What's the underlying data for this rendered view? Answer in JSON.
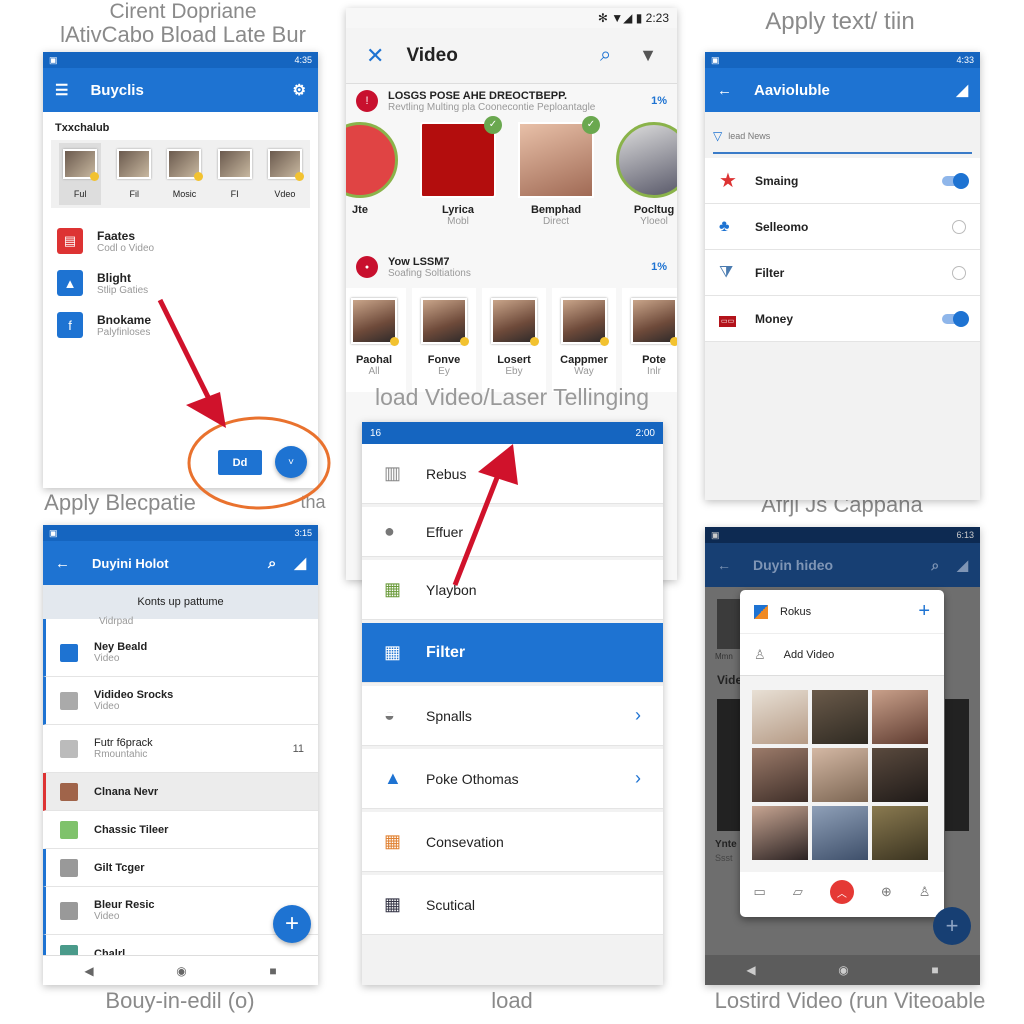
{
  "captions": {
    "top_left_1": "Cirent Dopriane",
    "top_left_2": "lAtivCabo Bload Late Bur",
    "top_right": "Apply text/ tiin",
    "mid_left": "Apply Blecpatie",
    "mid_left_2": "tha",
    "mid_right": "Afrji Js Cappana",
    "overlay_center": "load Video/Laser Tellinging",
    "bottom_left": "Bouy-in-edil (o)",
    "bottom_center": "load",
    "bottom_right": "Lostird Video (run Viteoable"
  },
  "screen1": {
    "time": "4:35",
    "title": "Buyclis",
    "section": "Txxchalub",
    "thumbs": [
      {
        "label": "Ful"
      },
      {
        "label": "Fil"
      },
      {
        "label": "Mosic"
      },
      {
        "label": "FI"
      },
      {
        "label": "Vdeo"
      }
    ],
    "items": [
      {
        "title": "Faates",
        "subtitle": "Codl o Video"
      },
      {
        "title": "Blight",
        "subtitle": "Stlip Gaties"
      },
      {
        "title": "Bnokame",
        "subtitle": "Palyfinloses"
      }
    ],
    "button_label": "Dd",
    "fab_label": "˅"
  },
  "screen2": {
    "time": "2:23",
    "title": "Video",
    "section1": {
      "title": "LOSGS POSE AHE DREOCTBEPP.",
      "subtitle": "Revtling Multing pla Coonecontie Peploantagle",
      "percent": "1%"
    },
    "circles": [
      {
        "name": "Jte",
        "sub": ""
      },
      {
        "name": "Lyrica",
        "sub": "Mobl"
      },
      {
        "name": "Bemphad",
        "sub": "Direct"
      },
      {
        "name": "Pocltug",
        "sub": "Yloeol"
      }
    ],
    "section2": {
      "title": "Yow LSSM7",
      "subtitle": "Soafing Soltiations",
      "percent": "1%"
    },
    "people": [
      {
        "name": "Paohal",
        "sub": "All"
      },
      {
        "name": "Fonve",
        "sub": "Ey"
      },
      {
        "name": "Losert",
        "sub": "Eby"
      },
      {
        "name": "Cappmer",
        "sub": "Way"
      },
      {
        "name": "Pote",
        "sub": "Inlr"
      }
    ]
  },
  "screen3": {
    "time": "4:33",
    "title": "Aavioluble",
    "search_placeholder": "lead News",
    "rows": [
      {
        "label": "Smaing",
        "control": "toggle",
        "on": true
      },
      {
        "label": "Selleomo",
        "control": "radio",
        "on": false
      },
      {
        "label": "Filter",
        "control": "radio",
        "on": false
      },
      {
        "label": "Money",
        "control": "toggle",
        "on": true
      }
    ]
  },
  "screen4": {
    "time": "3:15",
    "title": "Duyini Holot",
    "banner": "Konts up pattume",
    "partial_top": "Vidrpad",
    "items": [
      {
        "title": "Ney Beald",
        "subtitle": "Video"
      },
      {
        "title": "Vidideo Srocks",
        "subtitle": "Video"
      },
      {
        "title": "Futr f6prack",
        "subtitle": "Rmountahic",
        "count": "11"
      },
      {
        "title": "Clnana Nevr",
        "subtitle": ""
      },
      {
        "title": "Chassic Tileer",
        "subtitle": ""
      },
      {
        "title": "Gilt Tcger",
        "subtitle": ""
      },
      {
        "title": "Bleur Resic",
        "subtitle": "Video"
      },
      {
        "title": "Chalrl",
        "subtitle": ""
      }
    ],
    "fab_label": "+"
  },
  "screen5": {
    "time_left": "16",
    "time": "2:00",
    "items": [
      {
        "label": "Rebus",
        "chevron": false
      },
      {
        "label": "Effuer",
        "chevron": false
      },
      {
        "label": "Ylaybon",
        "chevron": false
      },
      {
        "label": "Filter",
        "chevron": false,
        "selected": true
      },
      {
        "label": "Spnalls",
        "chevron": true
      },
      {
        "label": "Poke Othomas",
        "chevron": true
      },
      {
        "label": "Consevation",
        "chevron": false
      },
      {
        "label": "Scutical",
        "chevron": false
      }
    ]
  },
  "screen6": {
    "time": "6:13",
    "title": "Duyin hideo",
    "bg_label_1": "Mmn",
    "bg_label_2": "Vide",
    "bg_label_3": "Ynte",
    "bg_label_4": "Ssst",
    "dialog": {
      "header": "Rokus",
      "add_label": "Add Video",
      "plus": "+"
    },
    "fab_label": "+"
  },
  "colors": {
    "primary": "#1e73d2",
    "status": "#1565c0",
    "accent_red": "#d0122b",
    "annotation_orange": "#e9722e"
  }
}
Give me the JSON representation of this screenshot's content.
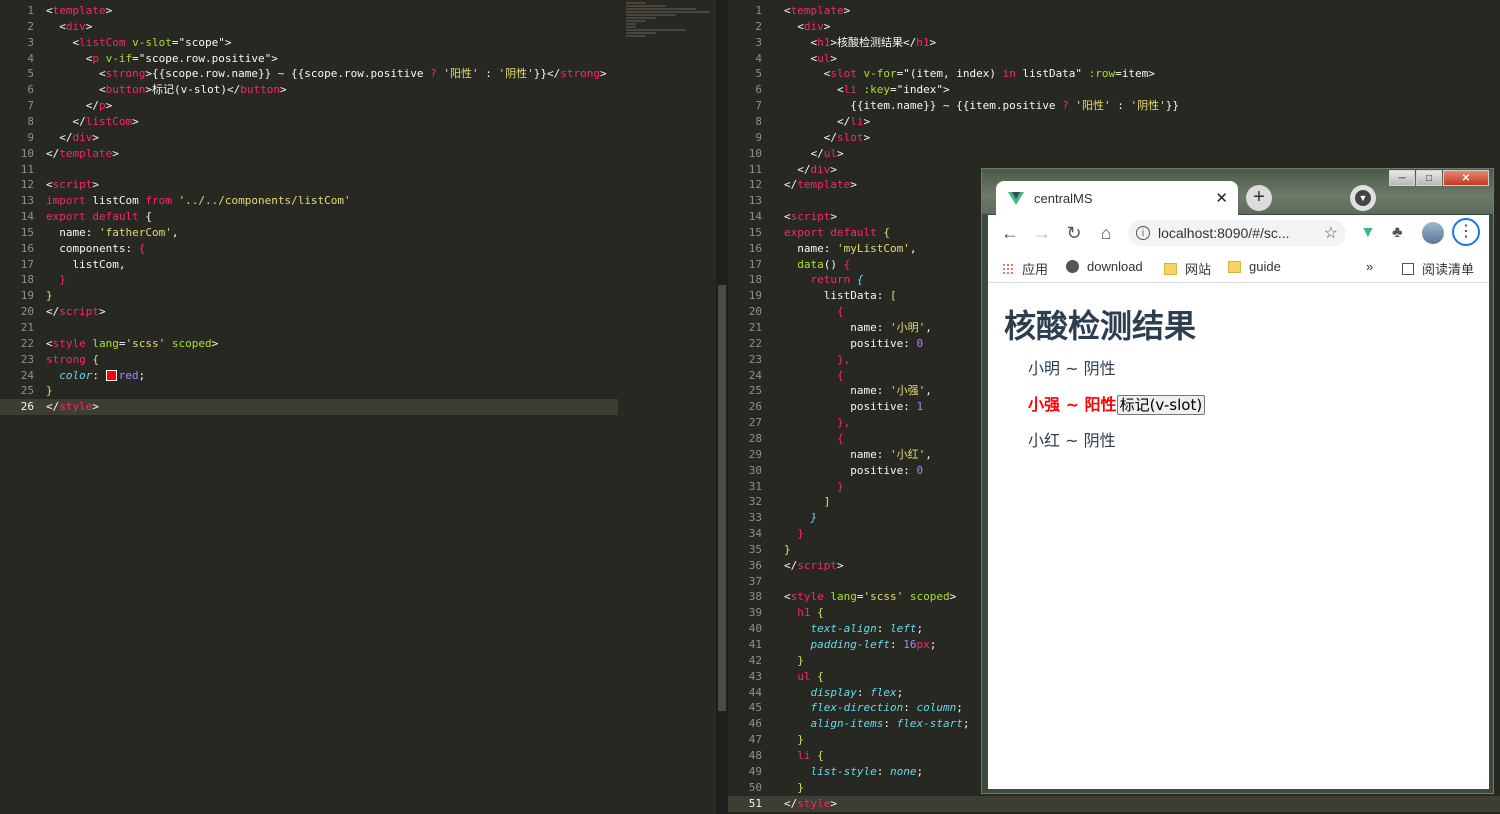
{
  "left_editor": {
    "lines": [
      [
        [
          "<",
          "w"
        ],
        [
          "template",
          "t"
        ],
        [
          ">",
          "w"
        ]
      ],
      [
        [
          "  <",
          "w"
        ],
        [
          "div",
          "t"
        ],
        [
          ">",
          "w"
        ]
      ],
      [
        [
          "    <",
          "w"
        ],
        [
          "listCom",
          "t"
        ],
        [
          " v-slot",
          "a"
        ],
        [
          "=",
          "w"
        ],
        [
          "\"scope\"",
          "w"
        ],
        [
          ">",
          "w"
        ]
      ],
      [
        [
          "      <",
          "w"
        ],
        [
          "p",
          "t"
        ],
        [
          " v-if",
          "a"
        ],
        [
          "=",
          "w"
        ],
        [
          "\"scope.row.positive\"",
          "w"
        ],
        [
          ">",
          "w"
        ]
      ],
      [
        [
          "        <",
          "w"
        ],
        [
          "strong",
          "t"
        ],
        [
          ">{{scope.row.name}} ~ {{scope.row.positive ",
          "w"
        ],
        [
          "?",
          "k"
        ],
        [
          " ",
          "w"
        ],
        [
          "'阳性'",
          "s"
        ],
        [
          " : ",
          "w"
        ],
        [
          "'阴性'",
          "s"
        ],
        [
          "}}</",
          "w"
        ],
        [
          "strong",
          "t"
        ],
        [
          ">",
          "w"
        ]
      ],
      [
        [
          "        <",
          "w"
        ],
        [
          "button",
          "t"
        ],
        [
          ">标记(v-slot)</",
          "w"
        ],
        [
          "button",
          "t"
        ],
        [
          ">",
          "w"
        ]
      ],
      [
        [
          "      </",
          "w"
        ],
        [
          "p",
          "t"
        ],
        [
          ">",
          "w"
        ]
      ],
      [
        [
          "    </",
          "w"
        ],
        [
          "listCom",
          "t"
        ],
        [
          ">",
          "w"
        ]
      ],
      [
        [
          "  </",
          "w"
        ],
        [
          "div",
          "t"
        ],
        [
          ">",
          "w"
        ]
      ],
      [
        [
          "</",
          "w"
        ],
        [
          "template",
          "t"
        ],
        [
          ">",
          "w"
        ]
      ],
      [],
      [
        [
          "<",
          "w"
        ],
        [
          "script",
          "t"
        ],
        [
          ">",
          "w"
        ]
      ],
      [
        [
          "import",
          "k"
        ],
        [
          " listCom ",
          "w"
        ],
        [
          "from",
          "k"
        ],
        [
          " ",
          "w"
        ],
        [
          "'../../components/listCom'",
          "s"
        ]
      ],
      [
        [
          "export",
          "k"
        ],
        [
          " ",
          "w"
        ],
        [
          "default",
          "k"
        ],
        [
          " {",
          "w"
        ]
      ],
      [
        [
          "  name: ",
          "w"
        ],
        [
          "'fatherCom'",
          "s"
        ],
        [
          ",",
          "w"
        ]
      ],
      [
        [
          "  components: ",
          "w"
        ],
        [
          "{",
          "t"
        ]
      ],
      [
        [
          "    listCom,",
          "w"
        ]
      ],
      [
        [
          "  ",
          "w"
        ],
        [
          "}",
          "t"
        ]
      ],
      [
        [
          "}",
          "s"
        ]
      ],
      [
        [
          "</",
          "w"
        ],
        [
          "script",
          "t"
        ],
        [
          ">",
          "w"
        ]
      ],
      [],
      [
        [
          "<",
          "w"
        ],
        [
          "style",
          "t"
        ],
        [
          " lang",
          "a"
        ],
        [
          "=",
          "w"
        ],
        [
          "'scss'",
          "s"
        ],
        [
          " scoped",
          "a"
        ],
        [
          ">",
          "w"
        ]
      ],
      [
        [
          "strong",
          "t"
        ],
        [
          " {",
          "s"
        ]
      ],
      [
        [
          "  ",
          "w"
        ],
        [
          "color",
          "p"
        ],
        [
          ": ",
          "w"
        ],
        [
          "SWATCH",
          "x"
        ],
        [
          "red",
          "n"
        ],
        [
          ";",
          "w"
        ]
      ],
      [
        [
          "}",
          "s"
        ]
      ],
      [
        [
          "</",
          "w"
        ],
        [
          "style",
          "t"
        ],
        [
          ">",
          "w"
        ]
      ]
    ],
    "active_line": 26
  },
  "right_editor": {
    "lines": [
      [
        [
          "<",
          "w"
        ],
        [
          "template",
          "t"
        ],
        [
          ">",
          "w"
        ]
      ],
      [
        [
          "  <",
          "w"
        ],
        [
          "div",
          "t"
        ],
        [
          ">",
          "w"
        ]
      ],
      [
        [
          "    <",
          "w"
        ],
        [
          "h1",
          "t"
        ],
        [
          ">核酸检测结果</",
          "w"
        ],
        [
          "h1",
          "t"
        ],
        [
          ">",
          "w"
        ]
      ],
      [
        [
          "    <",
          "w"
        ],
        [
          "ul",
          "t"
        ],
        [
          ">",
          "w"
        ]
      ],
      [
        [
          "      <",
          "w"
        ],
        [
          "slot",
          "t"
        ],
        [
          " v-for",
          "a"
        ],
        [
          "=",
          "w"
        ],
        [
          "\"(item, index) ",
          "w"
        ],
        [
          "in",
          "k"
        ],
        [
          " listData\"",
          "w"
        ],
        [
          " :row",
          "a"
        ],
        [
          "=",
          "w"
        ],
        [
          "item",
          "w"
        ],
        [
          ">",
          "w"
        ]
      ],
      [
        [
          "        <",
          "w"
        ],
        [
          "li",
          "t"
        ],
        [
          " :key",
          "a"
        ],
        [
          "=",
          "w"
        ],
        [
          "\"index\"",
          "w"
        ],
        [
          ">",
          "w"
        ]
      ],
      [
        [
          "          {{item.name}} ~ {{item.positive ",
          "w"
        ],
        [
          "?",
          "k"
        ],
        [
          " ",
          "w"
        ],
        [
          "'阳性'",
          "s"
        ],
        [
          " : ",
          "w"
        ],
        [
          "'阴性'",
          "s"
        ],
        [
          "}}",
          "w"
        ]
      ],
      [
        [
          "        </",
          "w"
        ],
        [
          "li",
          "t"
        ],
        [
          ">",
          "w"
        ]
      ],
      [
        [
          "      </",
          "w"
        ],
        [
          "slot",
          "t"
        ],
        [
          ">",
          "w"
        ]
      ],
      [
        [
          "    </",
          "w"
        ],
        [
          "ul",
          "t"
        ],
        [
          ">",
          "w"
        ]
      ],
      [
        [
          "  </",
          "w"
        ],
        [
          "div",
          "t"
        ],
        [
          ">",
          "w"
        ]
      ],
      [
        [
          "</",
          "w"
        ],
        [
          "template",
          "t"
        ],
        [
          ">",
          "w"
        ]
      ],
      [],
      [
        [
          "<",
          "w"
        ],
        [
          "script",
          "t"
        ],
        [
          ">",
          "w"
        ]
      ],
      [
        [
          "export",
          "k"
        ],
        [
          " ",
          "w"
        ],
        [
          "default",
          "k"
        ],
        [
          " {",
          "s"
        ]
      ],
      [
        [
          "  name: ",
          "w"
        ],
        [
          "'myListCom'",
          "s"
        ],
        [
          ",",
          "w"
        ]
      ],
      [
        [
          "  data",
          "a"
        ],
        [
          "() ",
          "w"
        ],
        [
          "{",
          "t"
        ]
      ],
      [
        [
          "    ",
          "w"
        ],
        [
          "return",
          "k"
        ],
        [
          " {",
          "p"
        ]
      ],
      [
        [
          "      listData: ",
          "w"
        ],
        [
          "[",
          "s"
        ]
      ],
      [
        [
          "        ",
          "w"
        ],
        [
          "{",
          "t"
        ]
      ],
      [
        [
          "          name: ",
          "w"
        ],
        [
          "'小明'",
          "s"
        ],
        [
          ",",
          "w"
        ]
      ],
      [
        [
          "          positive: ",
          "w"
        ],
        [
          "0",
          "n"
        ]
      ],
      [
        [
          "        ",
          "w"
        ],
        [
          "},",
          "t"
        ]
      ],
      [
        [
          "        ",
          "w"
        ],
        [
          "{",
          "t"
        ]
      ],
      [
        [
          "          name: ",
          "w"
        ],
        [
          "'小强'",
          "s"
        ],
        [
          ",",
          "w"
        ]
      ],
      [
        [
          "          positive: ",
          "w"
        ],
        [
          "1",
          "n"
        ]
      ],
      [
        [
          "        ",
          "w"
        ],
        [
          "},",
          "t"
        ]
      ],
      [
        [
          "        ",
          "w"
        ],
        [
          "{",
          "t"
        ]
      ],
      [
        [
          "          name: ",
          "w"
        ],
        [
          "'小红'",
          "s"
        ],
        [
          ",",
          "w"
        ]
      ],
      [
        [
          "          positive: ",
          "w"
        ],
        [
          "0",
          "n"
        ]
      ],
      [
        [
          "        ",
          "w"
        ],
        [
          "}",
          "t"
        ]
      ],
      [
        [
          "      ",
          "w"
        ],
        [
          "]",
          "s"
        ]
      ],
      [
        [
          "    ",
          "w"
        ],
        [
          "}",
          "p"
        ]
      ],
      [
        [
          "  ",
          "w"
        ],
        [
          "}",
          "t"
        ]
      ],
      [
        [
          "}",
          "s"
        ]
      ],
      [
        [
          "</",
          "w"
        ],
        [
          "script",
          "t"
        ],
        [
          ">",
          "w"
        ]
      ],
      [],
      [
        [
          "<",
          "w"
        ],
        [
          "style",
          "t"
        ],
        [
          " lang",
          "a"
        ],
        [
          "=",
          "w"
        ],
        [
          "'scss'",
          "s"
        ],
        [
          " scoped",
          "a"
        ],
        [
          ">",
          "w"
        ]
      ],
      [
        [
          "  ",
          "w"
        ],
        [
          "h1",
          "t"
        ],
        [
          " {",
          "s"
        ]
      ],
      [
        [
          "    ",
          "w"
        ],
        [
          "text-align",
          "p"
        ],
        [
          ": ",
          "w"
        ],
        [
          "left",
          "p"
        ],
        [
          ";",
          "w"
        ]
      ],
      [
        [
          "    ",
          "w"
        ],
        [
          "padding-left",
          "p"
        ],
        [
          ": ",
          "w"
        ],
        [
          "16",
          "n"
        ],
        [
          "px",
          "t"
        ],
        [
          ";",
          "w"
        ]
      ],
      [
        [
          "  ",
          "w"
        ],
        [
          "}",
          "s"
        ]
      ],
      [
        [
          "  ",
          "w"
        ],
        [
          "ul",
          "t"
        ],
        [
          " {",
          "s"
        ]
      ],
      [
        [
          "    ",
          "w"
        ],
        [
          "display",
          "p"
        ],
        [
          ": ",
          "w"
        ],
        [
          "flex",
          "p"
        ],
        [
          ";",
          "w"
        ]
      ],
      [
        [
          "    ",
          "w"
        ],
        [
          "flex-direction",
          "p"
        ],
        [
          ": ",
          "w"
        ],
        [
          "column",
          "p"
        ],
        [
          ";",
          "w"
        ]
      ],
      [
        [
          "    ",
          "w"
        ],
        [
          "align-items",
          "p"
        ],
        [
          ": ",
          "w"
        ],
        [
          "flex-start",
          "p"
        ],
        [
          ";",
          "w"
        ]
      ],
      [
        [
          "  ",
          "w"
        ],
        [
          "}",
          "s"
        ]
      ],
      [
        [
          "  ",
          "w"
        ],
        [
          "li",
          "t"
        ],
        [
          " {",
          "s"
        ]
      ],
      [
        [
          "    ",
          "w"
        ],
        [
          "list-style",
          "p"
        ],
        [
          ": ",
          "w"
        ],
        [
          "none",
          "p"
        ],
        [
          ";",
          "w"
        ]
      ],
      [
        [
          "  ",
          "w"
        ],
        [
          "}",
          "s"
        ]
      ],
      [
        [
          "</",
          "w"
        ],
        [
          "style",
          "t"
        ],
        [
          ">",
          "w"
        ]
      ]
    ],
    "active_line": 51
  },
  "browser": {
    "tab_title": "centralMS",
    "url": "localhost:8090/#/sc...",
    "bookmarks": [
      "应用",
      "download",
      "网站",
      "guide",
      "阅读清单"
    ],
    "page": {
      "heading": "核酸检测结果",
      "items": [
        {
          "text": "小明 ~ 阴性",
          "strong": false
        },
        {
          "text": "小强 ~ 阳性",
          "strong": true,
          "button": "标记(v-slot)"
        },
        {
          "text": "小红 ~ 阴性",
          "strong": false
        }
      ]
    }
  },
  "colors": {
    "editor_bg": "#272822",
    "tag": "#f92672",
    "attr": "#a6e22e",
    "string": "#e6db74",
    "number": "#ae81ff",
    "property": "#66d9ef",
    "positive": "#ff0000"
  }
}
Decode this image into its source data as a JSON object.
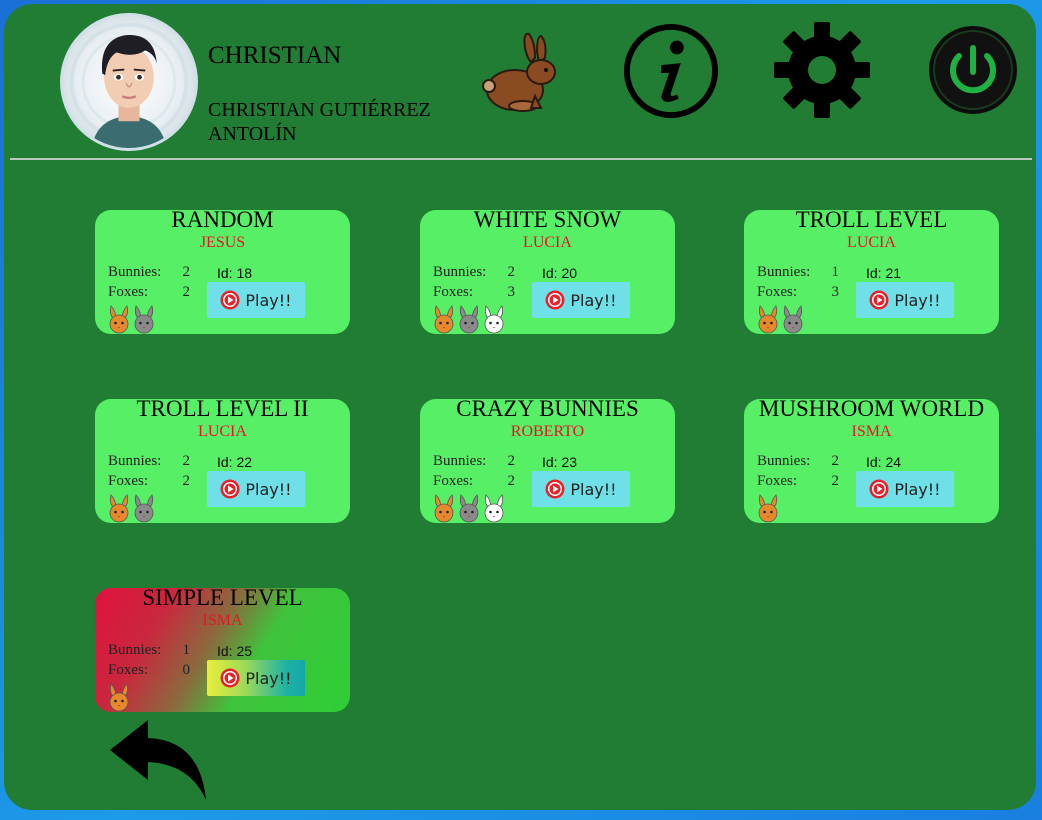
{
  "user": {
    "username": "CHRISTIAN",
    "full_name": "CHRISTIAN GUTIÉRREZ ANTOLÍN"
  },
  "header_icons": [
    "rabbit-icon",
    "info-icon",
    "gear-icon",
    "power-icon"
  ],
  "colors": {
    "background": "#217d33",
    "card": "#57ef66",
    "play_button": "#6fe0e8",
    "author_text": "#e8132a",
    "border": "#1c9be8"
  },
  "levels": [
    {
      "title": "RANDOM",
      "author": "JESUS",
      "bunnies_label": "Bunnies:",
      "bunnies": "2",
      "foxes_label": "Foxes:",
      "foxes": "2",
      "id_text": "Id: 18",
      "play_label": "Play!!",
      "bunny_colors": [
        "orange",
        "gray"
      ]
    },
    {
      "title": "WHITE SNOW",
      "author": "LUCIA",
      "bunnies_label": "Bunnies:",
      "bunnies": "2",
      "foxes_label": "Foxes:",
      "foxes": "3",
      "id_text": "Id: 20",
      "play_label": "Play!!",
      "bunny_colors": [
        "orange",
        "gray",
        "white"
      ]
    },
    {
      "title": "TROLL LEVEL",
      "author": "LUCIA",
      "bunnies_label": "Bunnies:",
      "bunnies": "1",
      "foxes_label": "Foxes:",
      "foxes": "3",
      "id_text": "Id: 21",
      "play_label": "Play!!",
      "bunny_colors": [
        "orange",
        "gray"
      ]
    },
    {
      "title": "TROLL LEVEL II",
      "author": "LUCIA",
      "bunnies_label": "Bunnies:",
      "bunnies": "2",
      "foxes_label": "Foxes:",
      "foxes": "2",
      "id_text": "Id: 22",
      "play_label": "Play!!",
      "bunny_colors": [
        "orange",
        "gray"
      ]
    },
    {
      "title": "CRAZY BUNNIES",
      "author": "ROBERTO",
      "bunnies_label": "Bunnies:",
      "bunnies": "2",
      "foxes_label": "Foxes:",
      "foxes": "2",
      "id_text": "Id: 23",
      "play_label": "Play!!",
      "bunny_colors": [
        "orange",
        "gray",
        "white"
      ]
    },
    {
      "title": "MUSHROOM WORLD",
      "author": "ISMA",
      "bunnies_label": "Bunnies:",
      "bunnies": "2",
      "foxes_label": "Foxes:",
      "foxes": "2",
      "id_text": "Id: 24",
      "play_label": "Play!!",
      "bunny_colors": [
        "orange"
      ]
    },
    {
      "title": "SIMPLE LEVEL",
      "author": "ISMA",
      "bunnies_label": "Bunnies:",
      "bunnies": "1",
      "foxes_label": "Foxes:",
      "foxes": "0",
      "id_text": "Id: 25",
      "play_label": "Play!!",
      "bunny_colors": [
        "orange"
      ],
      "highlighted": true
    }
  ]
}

◆ **Set exercise**:
In the entries above, count each line holding "TROLL" and report the total and nothing more.

◆ **Response**:
2